Written task:
Give a count of the lines below that have the string "поездок" in them, with no other words.

%%

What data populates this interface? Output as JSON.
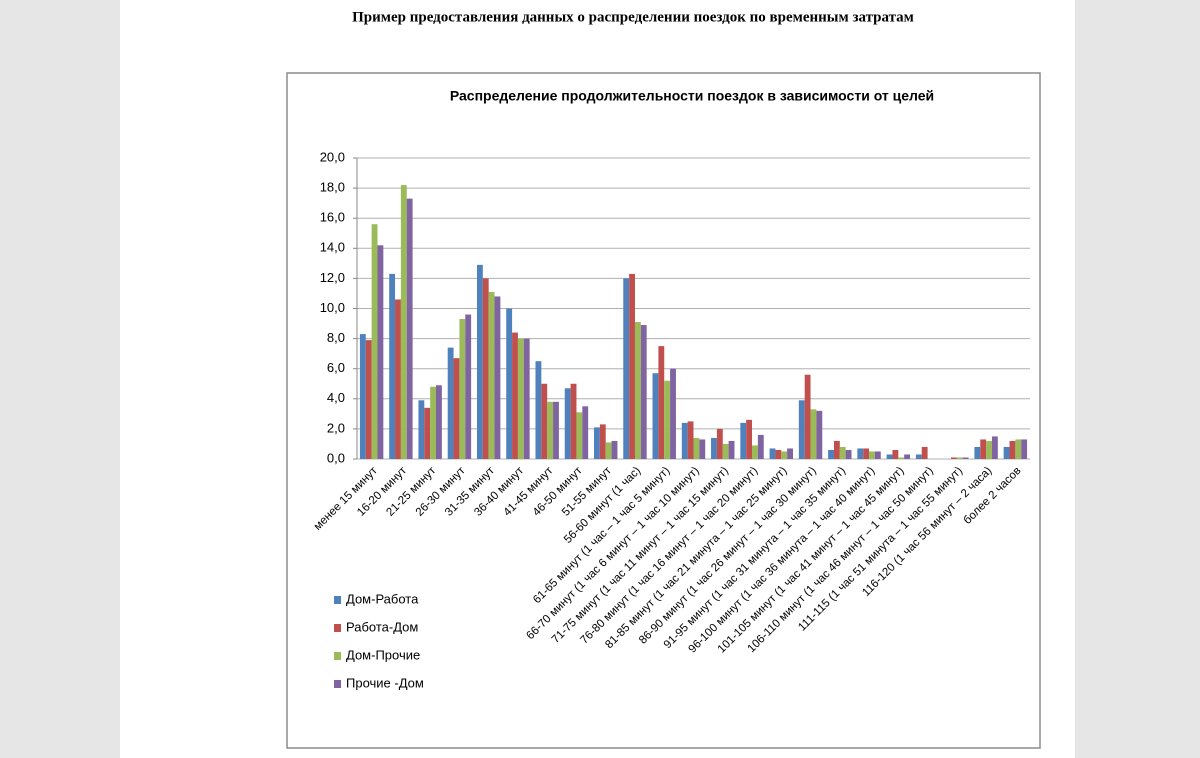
{
  "page_title": "Пример предоставления данных о распределении поездок по временным затратам",
  "chart_data": {
    "type": "bar",
    "title": "Распределение продолжительности поездок в зависимости от целей",
    "categories": [
      "менее 15 минут",
      "16-20 минут",
      "21-25 минут",
      "26-30 минут",
      "31-35 минут",
      "36-40 минут",
      "41-45 минут",
      "46-50 минут",
      "51-55 минут",
      "56-60 минут (1 час)",
      "61-65 минут (1 час – 1 час 5 минут)",
      "66-70 минут (1 час 6 минут – 1 час 10 минут)",
      "71-75 минут (1 час 11 минут – 1 час 15 минут)",
      "76-80 минут (1 час 16 минут – 1 час 20 минут)",
      "81-85 минут (1 час 21 минута – 1 час 25 минут)",
      "86-90 минут (1 час 26 минут – 1 час 30 минут)",
      "91-95 минут (1 час 31 минута – 1 час 35 минут)",
      "96-100 минут (1 час 36 минута – 1 час 40 минут)",
      "101-105 минут (1 час 41 минут – 1 час 45 минут)",
      "106-110 минут (1 час 46 минут – 1 час 50 минут)",
      "111-115 (1 час 51 минута – 1 час 55 минут)",
      "116-120 (1 час 56 минут – 2 часа)",
      "более 2 часов"
    ],
    "series": [
      {
        "name": "Дом-Работа",
        "color": "#4f81bd",
        "values": [
          8.3,
          12.3,
          3.9,
          7.4,
          12.9,
          10.0,
          6.5,
          4.7,
          2.1,
          12.0,
          5.7,
          2.4,
          1.4,
          2.4,
          0.7,
          3.9,
          0.6,
          0.7,
          0.3,
          0.3,
          0.0,
          0.8,
          0.8
        ]
      },
      {
        "name": "Работа-Дом",
        "color": "#c0504d",
        "values": [
          7.9,
          10.6,
          3.4,
          6.7,
          12.0,
          8.4,
          5.0,
          5.0,
          2.3,
          12.3,
          7.5,
          2.5,
          2.0,
          2.6,
          0.6,
          5.6,
          1.2,
          0.7,
          0.6,
          0.8,
          0.1,
          1.3,
          1.2
        ]
      },
      {
        "name": "Дом-Прочие",
        "color": "#9bbb59",
        "values": [
          15.6,
          18.2,
          4.8,
          9.3,
          11.1,
          8.0,
          3.8,
          3.1,
          1.1,
          9.1,
          5.2,
          1.4,
          1.0,
          0.9,
          0.5,
          3.3,
          0.8,
          0.5,
          0.1,
          0.0,
          0.1,
          1.2,
          1.3
        ]
      },
      {
        "name": "Прочие -Дом",
        "color": "#8064a2",
        "values": [
          14.2,
          17.3,
          4.9,
          9.6,
          10.8,
          8.0,
          3.8,
          3.5,
          1.2,
          8.9,
          6.0,
          1.3,
          1.2,
          1.6,
          0.7,
          3.2,
          0.6,
          0.5,
          0.3,
          0.0,
          0.1,
          1.5,
          1.3
        ]
      }
    ],
    "ylim": [
      0,
      20
    ],
    "yticks": [
      {
        "value": 0,
        "label": "0,0"
      },
      {
        "value": 2,
        "label": "2,0"
      },
      {
        "value": 4,
        "label": "4,0"
      },
      {
        "value": 6,
        "label": "6,0"
      },
      {
        "value": 8,
        "label": "8,0"
      },
      {
        "value": 10,
        "label": "10,0"
      },
      {
        "value": 12,
        "label": "12,0"
      },
      {
        "value": 14,
        "label": "14,0"
      },
      {
        "value": 16,
        "label": "16,0"
      },
      {
        "value": 18,
        "label": "18,0"
      },
      {
        "value": 20,
        "label": "20,0"
      }
    ],
    "grid": true
  }
}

%%

Output for this task:
2